─── EXERCISE DATA ───

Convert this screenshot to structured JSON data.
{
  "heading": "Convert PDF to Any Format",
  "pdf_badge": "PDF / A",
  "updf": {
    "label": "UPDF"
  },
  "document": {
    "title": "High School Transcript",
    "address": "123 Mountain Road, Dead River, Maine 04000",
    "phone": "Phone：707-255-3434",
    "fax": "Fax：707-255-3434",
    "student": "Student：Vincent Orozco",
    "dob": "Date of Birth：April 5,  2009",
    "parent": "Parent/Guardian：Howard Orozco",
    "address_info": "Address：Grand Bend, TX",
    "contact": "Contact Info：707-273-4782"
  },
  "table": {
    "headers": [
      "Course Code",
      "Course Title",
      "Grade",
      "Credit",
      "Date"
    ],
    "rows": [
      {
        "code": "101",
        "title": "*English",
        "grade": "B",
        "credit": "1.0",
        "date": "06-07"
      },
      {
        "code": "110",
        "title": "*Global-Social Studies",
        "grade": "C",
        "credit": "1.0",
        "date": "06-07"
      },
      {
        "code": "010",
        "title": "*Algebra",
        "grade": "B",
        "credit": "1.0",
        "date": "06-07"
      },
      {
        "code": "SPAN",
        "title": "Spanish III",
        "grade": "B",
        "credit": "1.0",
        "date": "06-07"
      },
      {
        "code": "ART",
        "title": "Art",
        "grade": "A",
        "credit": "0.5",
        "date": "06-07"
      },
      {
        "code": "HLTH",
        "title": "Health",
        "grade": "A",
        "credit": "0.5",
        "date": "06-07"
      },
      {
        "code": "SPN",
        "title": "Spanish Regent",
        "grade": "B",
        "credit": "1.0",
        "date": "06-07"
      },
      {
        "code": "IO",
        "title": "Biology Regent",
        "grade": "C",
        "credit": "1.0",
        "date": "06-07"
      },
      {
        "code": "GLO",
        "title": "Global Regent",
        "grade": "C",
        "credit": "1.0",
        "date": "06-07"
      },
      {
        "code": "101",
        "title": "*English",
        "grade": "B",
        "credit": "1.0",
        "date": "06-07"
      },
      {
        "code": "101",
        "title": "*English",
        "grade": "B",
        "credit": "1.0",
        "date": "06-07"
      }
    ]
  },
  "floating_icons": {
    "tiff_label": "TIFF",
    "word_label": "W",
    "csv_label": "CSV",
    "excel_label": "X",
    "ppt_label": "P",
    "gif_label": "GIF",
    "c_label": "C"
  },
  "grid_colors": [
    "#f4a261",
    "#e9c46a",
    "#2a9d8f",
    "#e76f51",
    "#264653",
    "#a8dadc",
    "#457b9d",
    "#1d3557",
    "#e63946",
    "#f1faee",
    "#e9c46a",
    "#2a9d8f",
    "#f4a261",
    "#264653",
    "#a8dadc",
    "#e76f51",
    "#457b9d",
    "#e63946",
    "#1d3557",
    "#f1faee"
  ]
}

───

AIM: Extract the full listing above without altering anything.

RESULT OF THE EXERCISE:
Convert this screenshot to structured JSON data.
{
  "heading": "Convert PDF to Any Format",
  "pdf_badge": "PDF / A",
  "updf": {
    "label": "UPDF"
  },
  "document": {
    "title": "High School Transcript",
    "address": "123 Mountain Road, Dead River, Maine 04000",
    "phone": "Phone：707-255-3434",
    "fax": "Fax：707-255-3434",
    "student": "Student：Vincent Orozco",
    "dob": "Date of Birth：April 5,  2009",
    "parent": "Parent/Guardian：Howard Orozco",
    "address_info": "Address：Grand Bend, TX",
    "contact": "Contact Info：707-273-4782"
  },
  "table": {
    "headers": [
      "Course Code",
      "Course Title",
      "Grade",
      "Credit",
      "Date"
    ],
    "rows": [
      {
        "code": "101",
        "title": "*English",
        "grade": "B",
        "credit": "1.0",
        "date": "06-07"
      },
      {
        "code": "110",
        "title": "*Global-Social Studies",
        "grade": "C",
        "credit": "1.0",
        "date": "06-07"
      },
      {
        "code": "010",
        "title": "*Algebra",
        "grade": "B",
        "credit": "1.0",
        "date": "06-07"
      },
      {
        "code": "SPAN",
        "title": "Spanish III",
        "grade": "B",
        "credit": "1.0",
        "date": "06-07"
      },
      {
        "code": "ART",
        "title": "Art",
        "grade": "A",
        "credit": "0.5",
        "date": "06-07"
      },
      {
        "code": "HLTH",
        "title": "Health",
        "grade": "A",
        "credit": "0.5",
        "date": "06-07"
      },
      {
        "code": "SPN",
        "title": "Spanish Regent",
        "grade": "B",
        "credit": "1.0",
        "date": "06-07"
      },
      {
        "code": "IO",
        "title": "Biology Regent",
        "grade": "C",
        "credit": "1.0",
        "date": "06-07"
      },
      {
        "code": "GLO",
        "title": "Global Regent",
        "grade": "C",
        "credit": "1.0",
        "date": "06-07"
      },
      {
        "code": "101",
        "title": "*English",
        "grade": "B",
        "credit": "1.0",
        "date": "06-07"
      },
      {
        "code": "101",
        "title": "*English",
        "grade": "B",
        "credit": "1.0",
        "date": "06-07"
      }
    ]
  },
  "floating_icons": {
    "tiff_label": "TIFF",
    "word_label": "W",
    "csv_label": "CSV",
    "excel_label": "X",
    "ppt_label": "P",
    "gif_label": "GIF",
    "c_label": "C"
  },
  "grid_colors": [
    "#f4a261",
    "#e9c46a",
    "#2a9d8f",
    "#e76f51",
    "#264653",
    "#a8dadc",
    "#457b9d",
    "#1d3557",
    "#e63946",
    "#f1faee",
    "#e9c46a",
    "#2a9d8f",
    "#f4a261",
    "#264653",
    "#a8dadc",
    "#e76f51",
    "#457b9d",
    "#e63946",
    "#1d3557",
    "#f1faee"
  ]
}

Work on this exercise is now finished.